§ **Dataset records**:
-------
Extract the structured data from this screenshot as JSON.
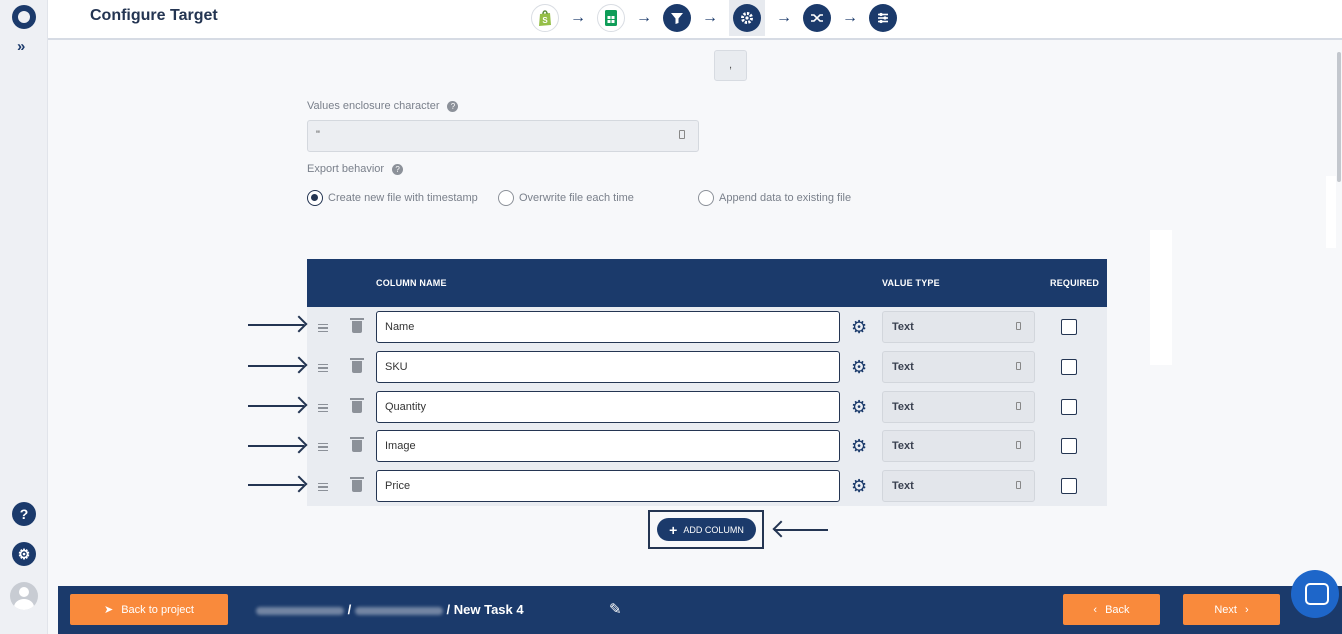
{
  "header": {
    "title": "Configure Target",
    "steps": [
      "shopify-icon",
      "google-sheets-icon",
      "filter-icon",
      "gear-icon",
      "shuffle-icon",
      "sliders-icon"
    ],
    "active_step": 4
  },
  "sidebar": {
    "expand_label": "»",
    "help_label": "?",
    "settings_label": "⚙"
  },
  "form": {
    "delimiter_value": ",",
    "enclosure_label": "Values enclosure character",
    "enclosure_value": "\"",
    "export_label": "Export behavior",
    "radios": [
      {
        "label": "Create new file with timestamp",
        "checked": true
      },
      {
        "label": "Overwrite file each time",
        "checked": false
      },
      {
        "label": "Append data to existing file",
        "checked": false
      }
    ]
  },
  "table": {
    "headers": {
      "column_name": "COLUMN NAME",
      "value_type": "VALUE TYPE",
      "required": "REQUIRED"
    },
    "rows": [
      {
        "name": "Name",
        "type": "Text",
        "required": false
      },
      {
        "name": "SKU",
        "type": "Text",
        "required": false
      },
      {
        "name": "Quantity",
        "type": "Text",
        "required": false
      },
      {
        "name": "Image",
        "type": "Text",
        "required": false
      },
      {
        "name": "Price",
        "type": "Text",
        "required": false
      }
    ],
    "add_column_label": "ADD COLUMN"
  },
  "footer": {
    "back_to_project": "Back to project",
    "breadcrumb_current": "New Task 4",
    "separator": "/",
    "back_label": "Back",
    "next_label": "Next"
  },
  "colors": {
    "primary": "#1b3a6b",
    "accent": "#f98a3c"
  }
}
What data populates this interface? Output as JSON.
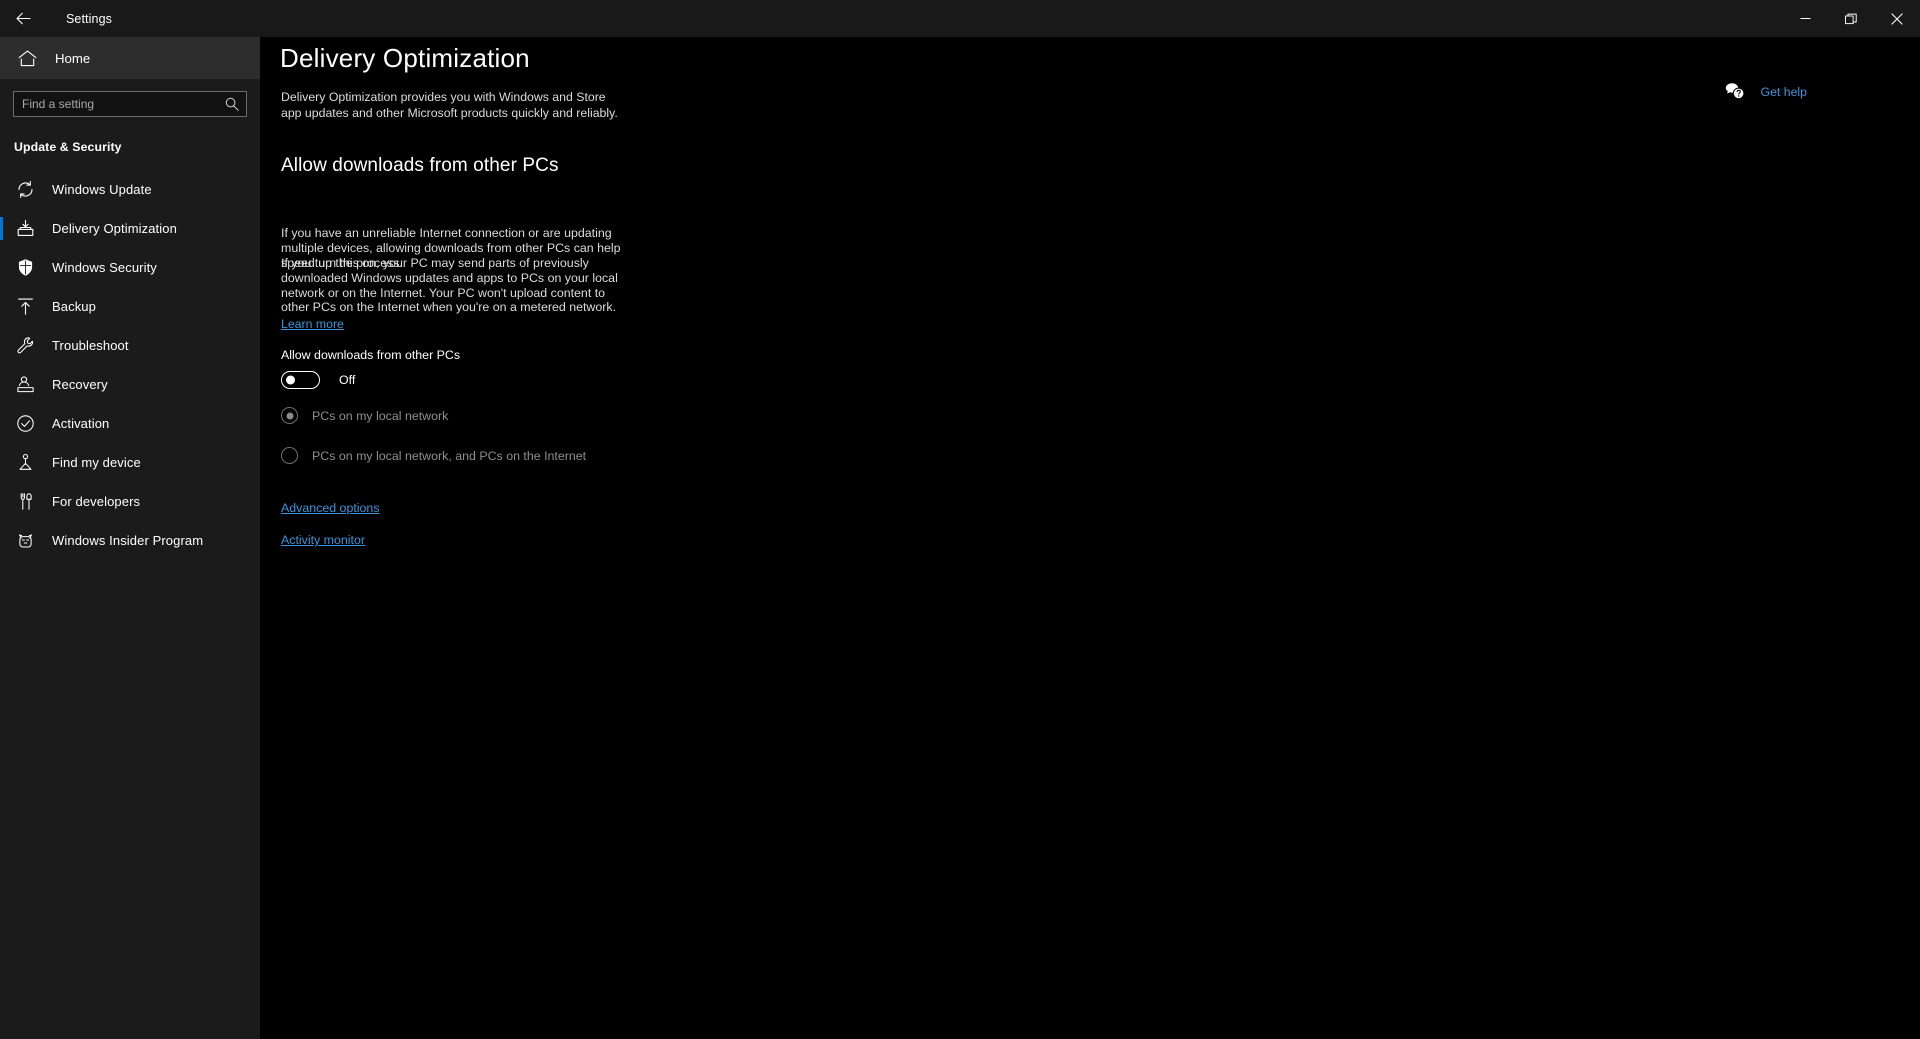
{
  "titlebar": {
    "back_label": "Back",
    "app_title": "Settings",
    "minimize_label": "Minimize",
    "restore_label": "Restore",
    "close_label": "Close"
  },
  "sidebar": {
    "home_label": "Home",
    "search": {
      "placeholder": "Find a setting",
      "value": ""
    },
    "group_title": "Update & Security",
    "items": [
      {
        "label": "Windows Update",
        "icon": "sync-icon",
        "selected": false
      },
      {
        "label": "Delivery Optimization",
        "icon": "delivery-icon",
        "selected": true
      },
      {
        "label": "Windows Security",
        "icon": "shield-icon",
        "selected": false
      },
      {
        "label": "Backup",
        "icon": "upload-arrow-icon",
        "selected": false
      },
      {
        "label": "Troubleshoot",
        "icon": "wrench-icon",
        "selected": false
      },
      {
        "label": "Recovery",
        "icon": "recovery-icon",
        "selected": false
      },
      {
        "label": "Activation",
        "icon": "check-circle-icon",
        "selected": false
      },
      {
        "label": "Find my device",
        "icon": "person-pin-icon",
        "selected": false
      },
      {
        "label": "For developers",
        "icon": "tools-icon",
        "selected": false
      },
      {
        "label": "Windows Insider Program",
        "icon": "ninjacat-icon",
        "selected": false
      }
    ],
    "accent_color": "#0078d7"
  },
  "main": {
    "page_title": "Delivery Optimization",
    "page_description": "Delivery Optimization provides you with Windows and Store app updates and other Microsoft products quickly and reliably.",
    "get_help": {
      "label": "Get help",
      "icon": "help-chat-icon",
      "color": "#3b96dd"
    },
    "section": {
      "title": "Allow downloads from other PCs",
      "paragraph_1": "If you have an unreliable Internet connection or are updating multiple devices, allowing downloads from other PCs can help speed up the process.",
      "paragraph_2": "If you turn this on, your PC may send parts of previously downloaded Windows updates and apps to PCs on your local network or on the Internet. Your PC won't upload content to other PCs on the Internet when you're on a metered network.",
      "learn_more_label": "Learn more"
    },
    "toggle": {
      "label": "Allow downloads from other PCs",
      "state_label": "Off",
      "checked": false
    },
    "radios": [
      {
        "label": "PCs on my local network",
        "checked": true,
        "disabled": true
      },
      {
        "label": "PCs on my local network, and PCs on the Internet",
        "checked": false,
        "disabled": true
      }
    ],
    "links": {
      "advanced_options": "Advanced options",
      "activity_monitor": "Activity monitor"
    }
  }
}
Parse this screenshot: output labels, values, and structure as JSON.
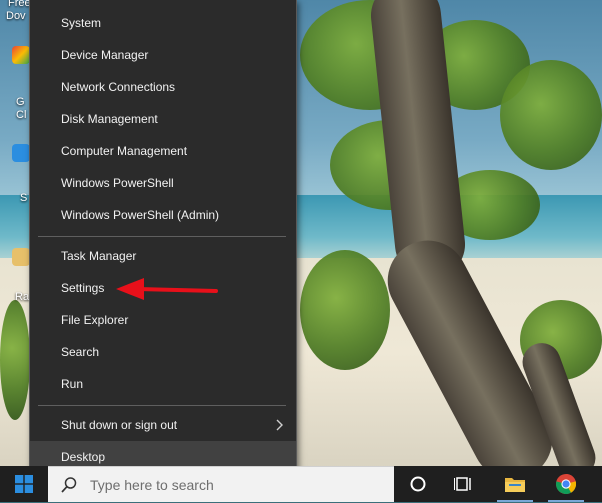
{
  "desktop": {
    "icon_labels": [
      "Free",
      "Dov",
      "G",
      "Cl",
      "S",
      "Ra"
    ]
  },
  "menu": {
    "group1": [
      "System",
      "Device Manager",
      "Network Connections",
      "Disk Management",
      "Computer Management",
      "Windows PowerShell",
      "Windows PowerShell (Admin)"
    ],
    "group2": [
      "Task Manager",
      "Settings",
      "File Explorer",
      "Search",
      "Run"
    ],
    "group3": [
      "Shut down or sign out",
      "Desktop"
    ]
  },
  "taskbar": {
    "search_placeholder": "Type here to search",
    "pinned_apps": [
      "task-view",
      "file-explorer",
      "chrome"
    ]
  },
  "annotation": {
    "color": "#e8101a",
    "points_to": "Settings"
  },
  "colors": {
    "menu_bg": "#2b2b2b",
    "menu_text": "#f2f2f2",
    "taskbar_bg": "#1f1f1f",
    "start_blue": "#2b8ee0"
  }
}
-------
Reproduce the records above exactly, leaving out every picture they contain.

Extract the structured data from this screenshot as JSON.
{
  "header": {
    "title": "Configure Target",
    "steps": [
      "shopify-icon",
      "google-sheets-icon",
      "filter-icon",
      "gear-icon",
      "shuffle-icon",
      "sliders-icon"
    ],
    "active_step": 4
  },
  "sidebar": {
    "expand_label": "»",
    "help_label": "?",
    "settings_label": "⚙"
  },
  "form": {
    "delimiter_value": ",",
    "enclosure_label": "Values enclosure character",
    "enclosure_value": "\"",
    "export_label": "Export behavior",
    "radios": [
      {
        "label": "Create new file with timestamp",
        "checked": true
      },
      {
        "label": "Overwrite file each time",
        "checked": false
      },
      {
        "label": "Append data to existing file",
        "checked": false
      }
    ]
  },
  "table": {
    "headers": {
      "column_name": "COLUMN NAME",
      "value_type": "VALUE TYPE",
      "required": "REQUIRED"
    },
    "rows": [
      {
        "name": "Name",
        "type": "Text",
        "required": false
      },
      {
        "name": "SKU",
        "type": "Text",
        "required": false
      },
      {
        "name": "Quantity",
        "type": "Text",
        "required": false
      },
      {
        "name": "Image",
        "type": "Text",
        "required": false
      },
      {
        "name": "Price",
        "type": "Text",
        "required": false
      }
    ],
    "add_column_label": "ADD COLUMN"
  },
  "footer": {
    "back_to_project": "Back to project",
    "breadcrumb_current": "New Task 4",
    "separator": "/",
    "back_label": "Back",
    "next_label": "Next"
  },
  "colors": {
    "primary": "#1b3a6b",
    "accent": "#f98a3c"
  }
}
What data populates this interface? Output as JSON.
{
  "titlebar": {
    "back_label": "Back",
    "app_title": "Settings",
    "minimize_label": "Minimize",
    "restore_label": "Restore",
    "close_label": "Close"
  },
  "sidebar": {
    "home_label": "Home",
    "search": {
      "placeholder": "Find a setting",
      "value": ""
    },
    "group_title": "Update & Security",
    "items": [
      {
        "label": "Windows Update",
        "icon": "sync-icon",
        "selected": false
      },
      {
        "label": "Delivery Optimization",
        "icon": "delivery-icon",
        "selected": true
      },
      {
        "label": "Windows Security",
        "icon": "shield-icon",
        "selected": false
      },
      {
        "label": "Backup",
        "icon": "upload-arrow-icon",
        "selected": false
      },
      {
        "label": "Troubleshoot",
        "icon": "wrench-icon",
        "selected": false
      },
      {
        "label": "Recovery",
        "icon": "recovery-icon",
        "selected": false
      },
      {
        "label": "Activation",
        "icon": "check-circle-icon",
        "selected": false
      },
      {
        "label": "Find my device",
        "icon": "person-pin-icon",
        "selected": false
      },
      {
        "label": "For developers",
        "icon": "tools-icon",
        "selected": false
      },
      {
        "label": "Windows Insider Program",
        "icon": "ninjacat-icon",
        "selected": false
      }
    ],
    "accent_color": "#0078d7"
  },
  "main": {
    "page_title": "Delivery Optimization",
    "page_description": "Delivery Optimization provides you with Windows and Store app updates and other Microsoft products quickly and reliably.",
    "get_help": {
      "label": "Get help",
      "icon": "help-chat-icon",
      "color": "#3b96dd"
    },
    "section": {
      "title": "Allow downloads from other PCs",
      "paragraph_1": "If you have an unreliable Internet connection or are updating multiple devices, allowing downloads from other PCs can help speed up the process.",
      "paragraph_2": "If you turn this on, your PC may send parts of previously downloaded Windows updates and apps to PCs on your local network or on the Internet. Your PC won't upload content to other PCs on the Internet when you're on a metered network.",
      "learn_more_label": "Learn more"
    },
    "toggle": {
      "label": "Allow downloads from other PCs",
      "state_label": "Off",
      "checked": false
    },
    "radios": [
      {
        "label": "PCs on my local network",
        "checked": true,
        "disabled": true
      },
      {
        "label": "PCs on my local network, and PCs on the Internet",
        "checked": false,
        "disabled": true
      }
    ],
    "links": {
      "advanced_options": "Advanced options",
      "activity_monitor": "Activity monitor"
    }
  }
}
Parse this screenshot: output labels, values, and structure as JSON.
{
  "desktop": {
    "icon_labels": [
      "Free",
      "Dov",
      "G",
      "Cl",
      "S",
      "Ra"
    ]
  },
  "menu": {
    "group1": [
      "System",
      "Device Manager",
      "Network Connections",
      "Disk Management",
      "Computer Management",
      "Windows PowerShell",
      "Windows PowerShell (Admin)"
    ],
    "group2": [
      "Task Manager",
      "Settings",
      "File Explorer",
      "Search",
      "Run"
    ],
    "group3": [
      "Shut down or sign out",
      "Desktop"
    ]
  },
  "taskbar": {
    "search_placeholder": "Type here to search",
    "pinned_apps": [
      "task-view",
      "file-explorer",
      "chrome"
    ]
  },
  "annotation": {
    "color": "#e8101a",
    "points_to": "Settings"
  },
  "colors": {
    "menu_bg": "#2b2b2b",
    "menu_text": "#f2f2f2",
    "taskbar_bg": "#1f1f1f",
    "start_blue": "#2b8ee0"
  }
}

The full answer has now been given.